_WHAT THE EXERCISE ASKS:_ Output all of the data below exactly as given.

_Dataset entries:_
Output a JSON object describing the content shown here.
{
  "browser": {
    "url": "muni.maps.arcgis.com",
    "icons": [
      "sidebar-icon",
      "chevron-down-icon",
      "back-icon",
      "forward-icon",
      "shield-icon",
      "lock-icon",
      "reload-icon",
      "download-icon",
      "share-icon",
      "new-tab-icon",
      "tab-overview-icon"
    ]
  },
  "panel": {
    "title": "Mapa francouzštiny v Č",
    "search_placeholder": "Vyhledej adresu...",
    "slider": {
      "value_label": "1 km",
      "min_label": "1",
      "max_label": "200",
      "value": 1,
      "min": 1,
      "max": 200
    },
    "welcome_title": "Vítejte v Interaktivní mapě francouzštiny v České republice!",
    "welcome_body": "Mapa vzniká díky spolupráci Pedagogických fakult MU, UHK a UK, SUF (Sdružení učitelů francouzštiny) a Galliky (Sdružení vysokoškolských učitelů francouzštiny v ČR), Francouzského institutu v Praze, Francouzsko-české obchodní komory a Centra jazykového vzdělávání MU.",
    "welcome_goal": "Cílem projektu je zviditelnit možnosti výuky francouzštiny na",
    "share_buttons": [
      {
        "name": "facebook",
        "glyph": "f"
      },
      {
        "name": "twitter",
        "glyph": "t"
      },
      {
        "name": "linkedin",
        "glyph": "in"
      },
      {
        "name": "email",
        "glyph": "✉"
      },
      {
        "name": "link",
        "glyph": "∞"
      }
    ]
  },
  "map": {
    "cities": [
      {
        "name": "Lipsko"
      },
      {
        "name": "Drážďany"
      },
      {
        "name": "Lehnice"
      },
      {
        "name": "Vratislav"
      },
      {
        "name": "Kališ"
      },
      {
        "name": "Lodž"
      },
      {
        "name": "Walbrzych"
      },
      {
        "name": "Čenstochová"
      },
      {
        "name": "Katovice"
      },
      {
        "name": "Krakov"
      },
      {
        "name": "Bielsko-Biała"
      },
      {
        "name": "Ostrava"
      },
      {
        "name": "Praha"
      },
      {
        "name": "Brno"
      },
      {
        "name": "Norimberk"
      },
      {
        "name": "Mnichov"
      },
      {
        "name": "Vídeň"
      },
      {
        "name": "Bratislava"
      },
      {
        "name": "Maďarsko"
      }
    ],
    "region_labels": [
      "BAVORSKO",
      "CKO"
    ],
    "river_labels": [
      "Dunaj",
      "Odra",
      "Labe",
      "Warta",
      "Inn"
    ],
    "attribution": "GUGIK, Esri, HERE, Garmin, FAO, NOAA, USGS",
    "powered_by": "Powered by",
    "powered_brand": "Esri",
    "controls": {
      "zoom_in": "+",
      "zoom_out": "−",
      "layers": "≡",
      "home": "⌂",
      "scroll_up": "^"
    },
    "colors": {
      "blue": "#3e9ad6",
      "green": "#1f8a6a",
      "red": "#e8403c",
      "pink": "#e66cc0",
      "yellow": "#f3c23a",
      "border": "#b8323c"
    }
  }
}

_OUTPUT FOR THIS TASK:_
Output a JSON object describing the content shown here.
{
  "browser": {
    "url": "muni.maps.arcgis.com",
    "icons": [
      "sidebar-icon",
      "chevron-down-icon",
      "back-icon",
      "forward-icon",
      "shield-icon",
      "lock-icon",
      "reload-icon",
      "download-icon",
      "share-icon",
      "new-tab-icon",
      "tab-overview-icon"
    ]
  },
  "panel": {
    "title": "Mapa francouzštiny v Č",
    "search_placeholder": "Vyhledej adresu...",
    "slider": {
      "value_label": "1 km",
      "min_label": "1",
      "max_label": "200",
      "value": 1,
      "min": 1,
      "max": 200
    },
    "welcome_title": "Vítejte v Interaktivní mapě francouzštiny v České republice!",
    "welcome_body": "Mapa vzniká díky spolupráci Pedagogických fakult MU, UHK a UK, SUF (Sdružení učitelů francouzštiny) a Galliky (Sdružení vysokoškolských učitelů francouzštiny v ČR), Francouzského institutu v Praze, Francouzsko-české obchodní komory a Centra jazykového vzdělávání MU.",
    "welcome_goal": "Cílem projektu je zviditelnit možnosti výuky francouzštiny na",
    "share_buttons": [
      {
        "name": "facebook",
        "glyph": "f"
      },
      {
        "name": "twitter",
        "glyph": "t"
      },
      {
        "name": "linkedin",
        "glyph": "in"
      },
      {
        "name": "email",
        "glyph": "✉"
      },
      {
        "name": "link",
        "glyph": "∞"
      }
    ]
  },
  "map": {
    "cities": [
      {
        "name": "Lipsko"
      },
      {
        "name": "Drážďany"
      },
      {
        "name": "Lehnice"
      },
      {
        "name": "Vratislav"
      },
      {
        "name": "Kališ"
      },
      {
        "name": "Lodž"
      },
      {
        "name": "Walbrzych"
      },
      {
        "name": "Čenstochová"
      },
      {
        "name": "Katovice"
      },
      {
        "name": "Krakov"
      },
      {
        "name": "Bielsko-Biała"
      },
      {
        "name": "Ostrava"
      },
      {
        "name": "Praha"
      },
      {
        "name": "Brno"
      },
      {
        "name": "Norimberk"
      },
      {
        "name": "Mnichov"
      },
      {
        "name": "Vídeň"
      },
      {
        "name": "Bratislava"
      },
      {
        "name": "Maďarsko"
      }
    ],
    "region_labels": [
      "BAVORSKO",
      "CKO"
    ],
    "river_labels": [
      "Dunaj",
      "Odra",
      "Labe",
      "Warta",
      "Inn"
    ],
    "attribution": "GUGIK, Esri, HERE, Garmin, FAO, NOAA, USGS",
    "powered_by": "Powered by",
    "powered_brand": "Esri",
    "controls": {
      "zoom_in": "+",
      "zoom_out": "−",
      "layers": "≡",
      "home": "⌂",
      "scroll_up": "^"
    },
    "colors": {
      "blue": "#3e9ad6",
      "green": "#1f8a6a",
      "red": "#e8403c",
      "pink": "#e66cc0",
      "yellow": "#f3c23a",
      "border": "#b8323c"
    }
  }
}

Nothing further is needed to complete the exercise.